In the lines below, how many hold the word "title"? Answer only with the number.

• [Material provided]
* * * * *
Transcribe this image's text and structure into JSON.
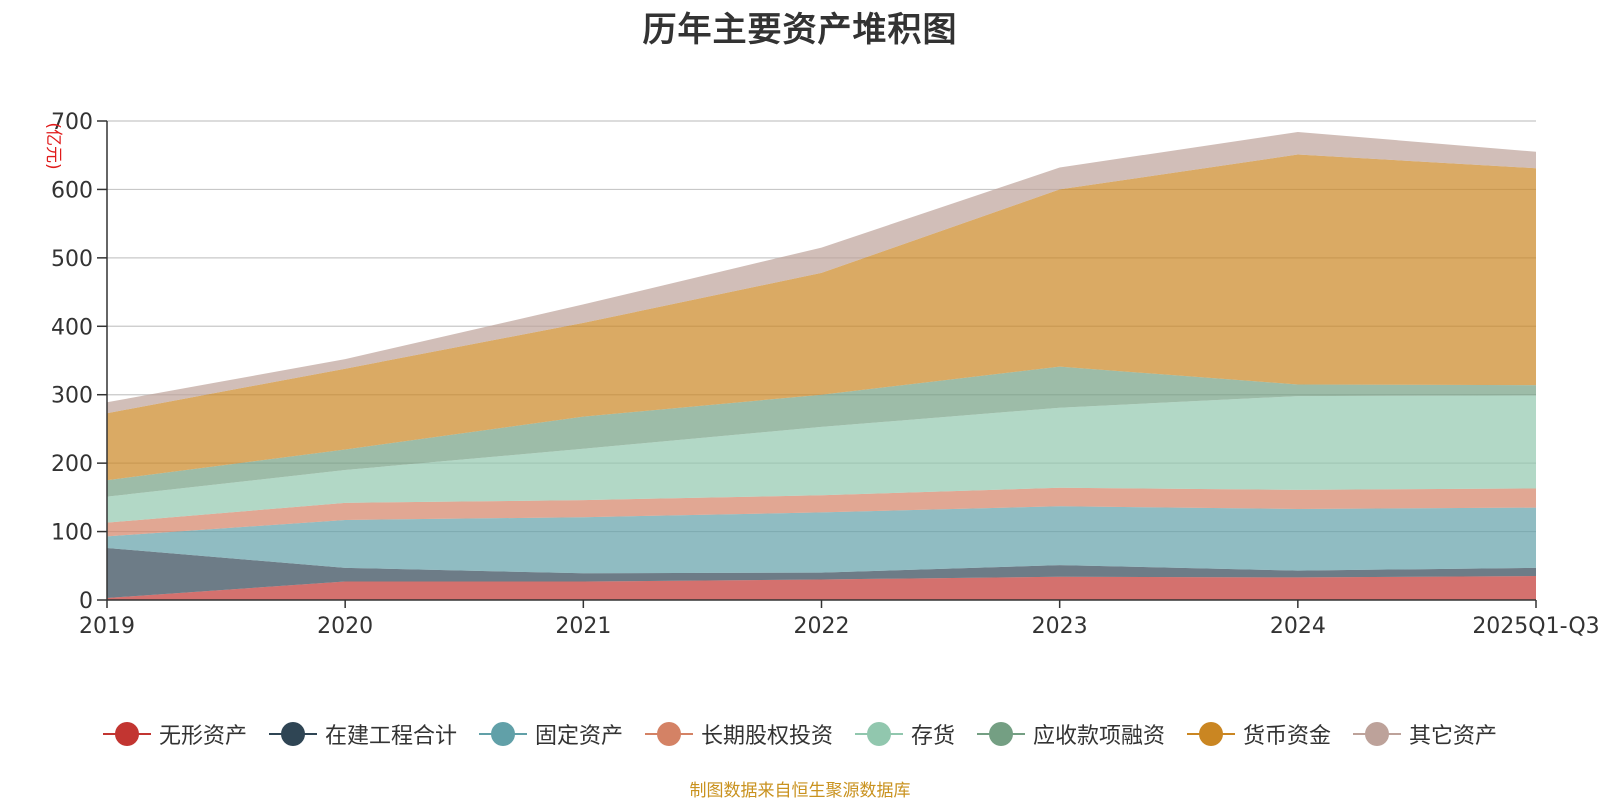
{
  "chart_data": {
    "type": "area",
    "stacked": true,
    "title": "历年主要资产堆积图",
    "unit_label": "(亿元)",
    "x": [
      "2019",
      "2020",
      "2021",
      "2022",
      "2023",
      "2024",
      "2025Q1-Q3"
    ],
    "ylim": [
      0,
      700
    ],
    "yticks": [
      0,
      100,
      200,
      300,
      400,
      500,
      600,
      700
    ],
    "grid": true,
    "legend_position": "bottom",
    "series": [
      {
        "name": "无形资产",
        "color": "#c23531",
        "values": [
          3,
          27,
          27,
          30,
          34,
          33,
          35
        ]
      },
      {
        "name": "在建工程合计",
        "color": "#2f4554",
        "values": [
          73,
          20,
          12,
          10,
          17,
          10,
          12
        ]
      },
      {
        "name": "固定资产",
        "color": "#61a0a8",
        "values": [
          17,
          70,
          82,
          88,
          86,
          90,
          88
        ]
      },
      {
        "name": "长期股权投资",
        "color": "#d48265",
        "values": [
          20,
          25,
          25,
          25,
          27,
          28,
          28
        ]
      },
      {
        "name": "存货",
        "color": "#91c7ae",
        "values": [
          38,
          48,
          75,
          100,
          117,
          137,
          136
        ]
      },
      {
        "name": "应收款项融资",
        "color": "#749f83",
        "values": [
          24,
          30,
          47,
          47,
          60,
          17,
          15
        ]
      },
      {
        "name": "货币资金",
        "color": "#ca8622",
        "values": [
          98,
          118,
          137,
          178,
          259,
          336,
          317
        ]
      },
      {
        "name": "其它资产",
        "color": "#bda29a",
        "values": [
          16,
          14,
          27,
          37,
          32,
          33,
          24
        ]
      }
    ]
  },
  "source": "制图数据来自恒生聚源数据库"
}
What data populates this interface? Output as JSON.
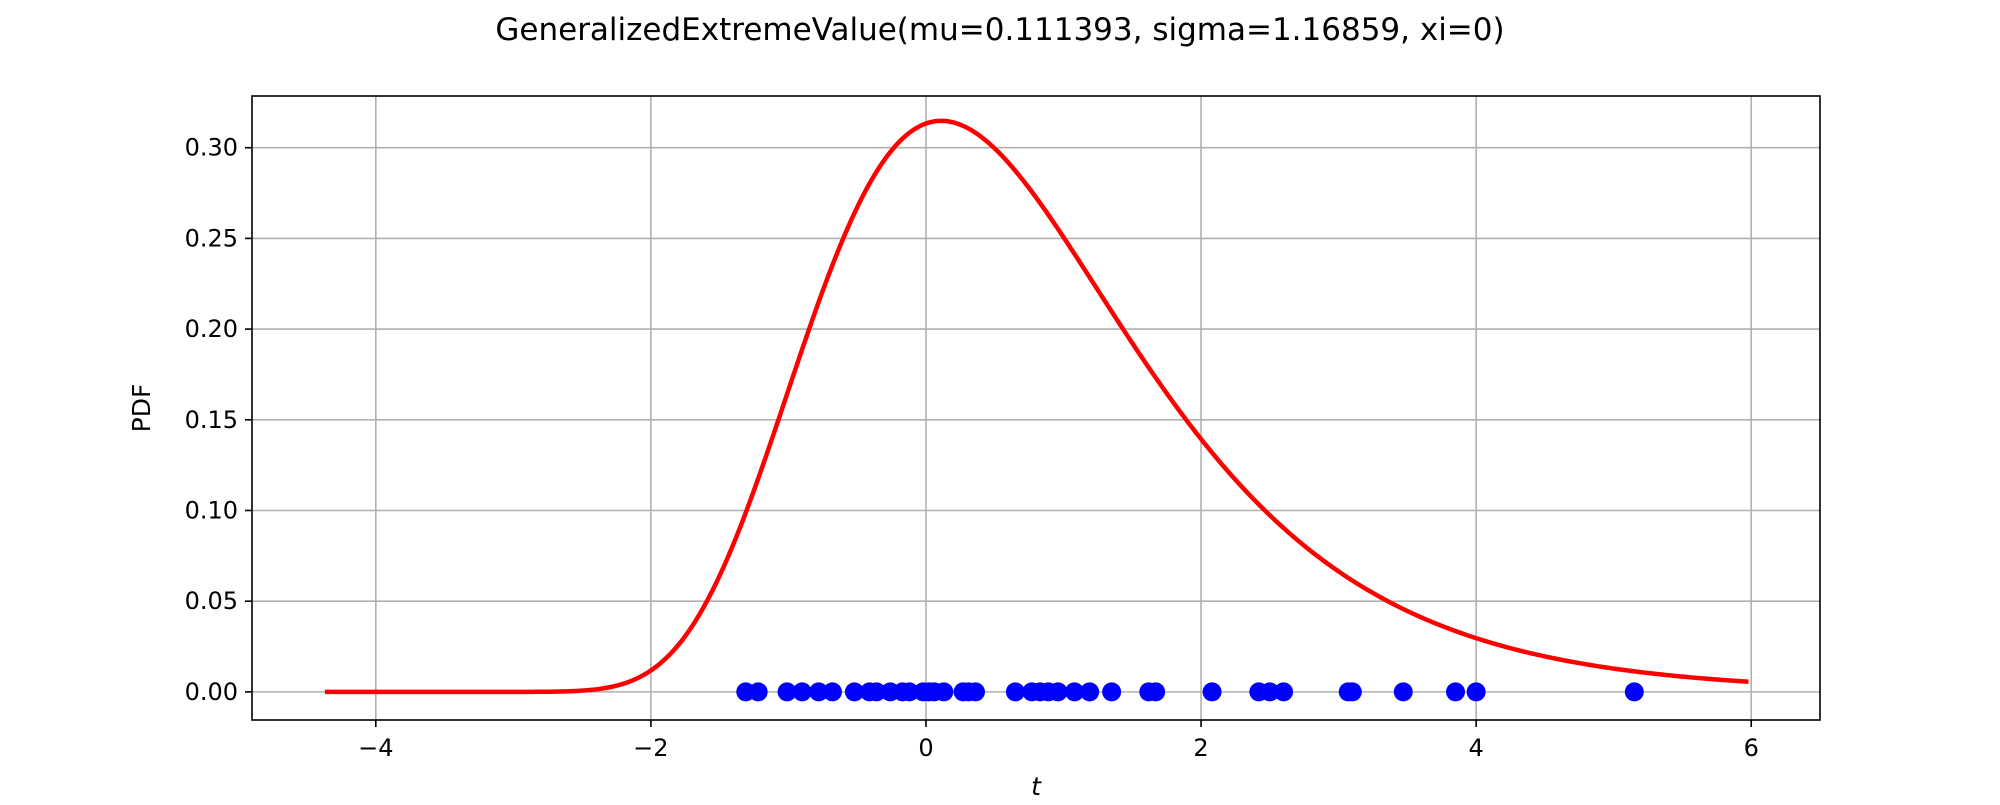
{
  "chart_data": {
    "type": "line",
    "title": "GeneralizedExtremeValue(mu=0.111393, sigma=1.16859, xi=0)",
    "xlabel": "t",
    "ylabel": "PDF",
    "xlim": [
      -4.9,
      6.5
    ],
    "ylim": [
      -0.0155,
      0.3285
    ],
    "x_ticks": [
      -4,
      -2,
      0,
      2,
      4,
      6
    ],
    "x_tick_labels": [
      "−4",
      "−2",
      "0",
      "2",
      "4",
      "6"
    ],
    "y_ticks": [
      0.0,
      0.05,
      0.1,
      0.15,
      0.2,
      0.25,
      0.3
    ],
    "y_tick_labels": [
      "0.00",
      "0.05",
      "0.10",
      "0.15",
      "0.20",
      "0.25",
      "0.30"
    ],
    "grid": true,
    "curve": {
      "distribution": "gumbel",
      "mu": 0.111393,
      "sigma": 1.16859,
      "xi": 0,
      "x_range": [
        -4.37,
        5.98
      ],
      "color": "#ff0000"
    },
    "sample_points": {
      "color": "#0000ff",
      "y": 0,
      "x": [
        -1.31,
        -1.22,
        -1.01,
        -0.9,
        -0.78,
        -0.68,
        -0.52,
        -0.41,
        -0.36,
        -0.26,
        -0.17,
        -0.12,
        -0.02,
        0.02,
        0.06,
        0.13,
        0.27,
        0.31,
        0.36,
        0.65,
        0.77,
        0.83,
        0.89,
        0.96,
        1.08,
        1.19,
        1.35,
        1.62,
        1.67,
        2.08,
        2.42,
        2.5,
        2.6,
        3.07,
        3.1,
        3.47,
        3.85,
        4.0,
        5.15
      ]
    }
  }
}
* * * * *
• [Expected output] 2